GOAL OF THE EXERCISE: Transcribe all the entries word for word, omitting any pictures they contain.

SUPPLIED ENTRIES:
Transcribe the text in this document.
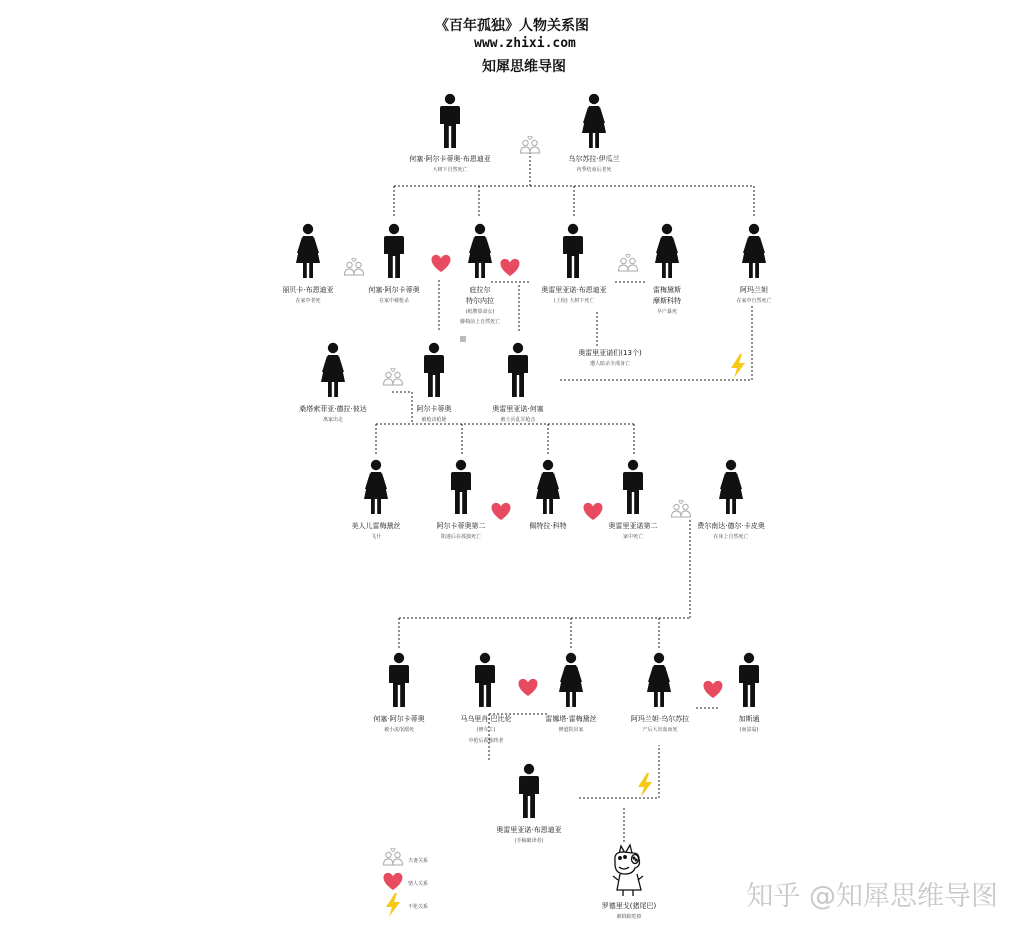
《百年孤独》人物关系图
www.zhixi.com
知犀思维导图
何塞·阿尔卡蒂奥·布恩迪亚
大树下自然死亡
乌尔苏拉·伊瓜兰
内季结束后老死
丽贝卡·布恩迪亚
在家中老死
何塞·阿尔卡蒂奥
在家中被枪杀
庇拉尔
特尔内拉
(纸牌算命女)
藤椅前上自然死亡
奥雷里亚诺·布恩迪亚
(上校) 大树下死亡
雷梅黛斯
摩斯科特
早产暴死
阿玛兰妲
在家中自然死亡
奥雷里亚诺们(13个)
遭人暗杀全部身亡
桑塔索菲亚·德拉·彼达
离家出走
阿尔卡蒂奥
被枪决枪毙
奥雷里亚诺·何塞
被士兵乱军枪击
美人儿雷梅黛丝
飞升
阿尔卡蒂奥第二
陷迷后在孤独死亡
佩特拉·科特	奥雷里亚诺第二
家中死亡
费尔南达·德尔·卡皮奥
在床上自然死亡
何塞·阿尔卡蒂奥
被小流氓溺死
马乌里肖·巴比伦
(修车工)
中枪后孤独终老
雷娜塔·雷梅黛丝
修道院出家
阿玛兰妲·乌尔苏拉
产后大出血而死
加斯通
(而富翁)
奥雷里亚诺·布恩迪亚
(手稿破译者)
罗德里戈(猪尾巴)
被蚂蚁吃掉
夫妻关系
情人关系
不伦关系	知乎 @知犀思维导图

RESPONSE TO THIS TASK:
Transcribe the text in this document.
《百年孤独》人物关系图
www.zhixi.com
知犀思维导图
何塞·阿尔卡蒂奥·布恩迪亚
大树下自然死亡
乌尔苏拉·伊瓜兰
内季结束后老死
丽贝卡·布恩迪亚
在家中老死
何塞·阿尔卡蒂奥
在家中被枪杀
庇拉尔
特尔内拉
(纸牌算命女)
藤椅前上自然死亡
奥雷里亚诺·布恩迪亚
(上校) 大树下死亡
雷梅黛斯
摩斯科特
早产暴死
阿玛兰妲
在家中自然死亡
奥雷里亚诺们(13个)
遭人暗杀全部身亡
桑塔索菲亚·德拉·彼达
离家出走
阿尔卡蒂奥
被枪决枪毙
奥雷里亚诺·何塞
被士兵乱军枪击
美人儿雷梅黛丝
飞升
阿尔卡蒂奥第二
陷迷后在孤独死亡
佩特拉·科特	奥雷里亚诺第二
家中死亡
费尔南达·德尔·卡皮奥
在床上自然死亡
何塞·阿尔卡蒂奥
被小流氓溺死
马乌里肖·巴比伦
(修车工)
中枪后孤独终老
雷娜塔·雷梅黛丝
修道院出家
阿玛兰妲·乌尔苏拉
产后大出血而死
加斯通
(而富翁)
奥雷里亚诺·布恩迪亚
(手稿破译者)
罗德里戈(猪尾巴)
被蚂蚁吃掉
夫妻关系
情人关系
不伦关系	知乎 @知犀思维导图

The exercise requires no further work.